*Provided data*:
'''

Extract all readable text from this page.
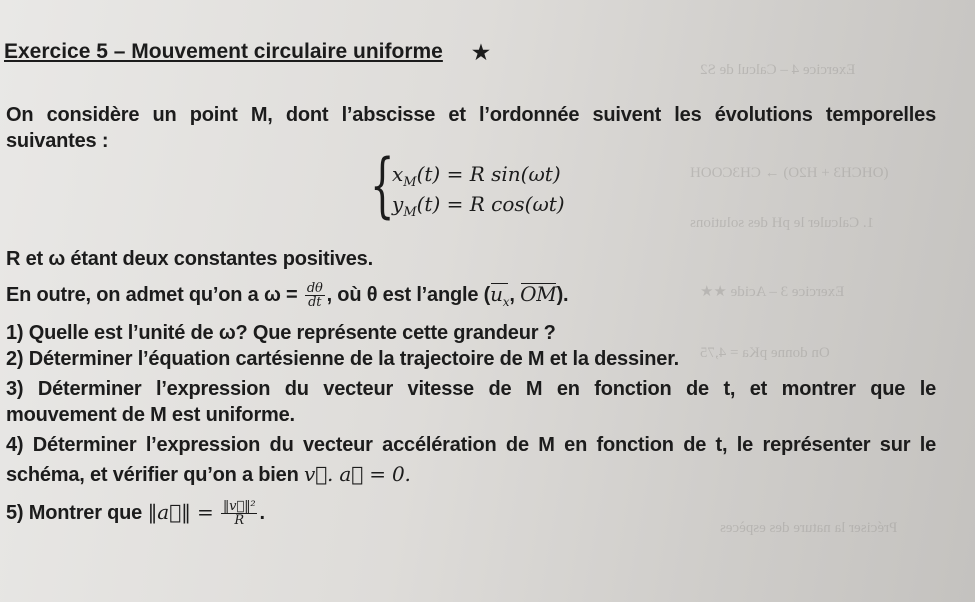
Exercice 4 – Calcul de S2
(OHCH3 + H2O) → CH3COOH
1. Calculer le pH des solutions
Exercice 3 – Acide ★★
On donne pKa = 4,75
Préciser la nature des espèces
Exercice 5 – Mouvement circulaire uniforme ★
On considère un point M, dont l’abscisse et l’ordonnée suivent les évolutions temporelles
suivantes :
{
$x_M(t) = R$ sin(ωt)
$y_M(t) = R$ cos(ωt)
R et ω étant deux constantes positives.
En outre, on admet qu’on a $\omega = \frac{d\theta}{dt}$ , où θ est l’angle ($u_x$, OM).
1) Quelle est l’unité de ω? Que représente cette grandeur ?
2) Déterminer l’équation cartésienne de la trajectoire de M et la dessiner.
3) Déterminer l’expression du vecteur vitesse de M en fonction de t, et montrer que le
mouvement de M est uniforme.
4) Déterminer l’expression du vecteur accélération de M en fonction de t, le représenter sur le
schéma, et vérifier qu’on a bien v⃗. a⃗ = 0.
5) Montrer que ‖a⃗‖ = $\frac{\text{‖v⃗‖²}}{R}$ .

'''

*Stated exercise*: Copy out the records above in full, exactly as written, but not the pictures.

*Solution for this task*:
Extract all readable text from this page.
Exercice 4 – Calcul de S2
(OHCH3 + H2O) → CH3COOH
1. Calculer le pH des solutions
Exercice 3 – Acide ★★
On donne pKa = 4,75
Préciser la nature des espèces
Exercice 5 – Mouvement circulaire uniforme ★
On considère un point M, dont l’abscisse et l’ordonnée suivent les évolutions temporelles
suivantes :
{
$x_M(t) = R$ sin(ωt)
$y_M(t) = R$ cos(ωt)
R et ω étant deux constantes positives.
En outre, on admet qu’on a $\omega = \frac{d\theta}{dt}$ , où θ est l’angle ($u_x$, OM).
1) Quelle est l’unité de ω? Que représente cette grandeur ?
2) Déterminer l’équation cartésienne de la trajectoire de M et la dessiner.
3) Déterminer l’expression du vecteur vitesse de M en fonction de t, et montrer que le
mouvement de M est uniforme.
4) Déterminer l’expression du vecteur accélération de M en fonction de t, le représenter sur le
schéma, et vérifier qu’on a bien v⃗. a⃗ = 0.
5) Montrer que ‖a⃗‖ = $\frac{\text{‖v⃗‖²}}{R}$ .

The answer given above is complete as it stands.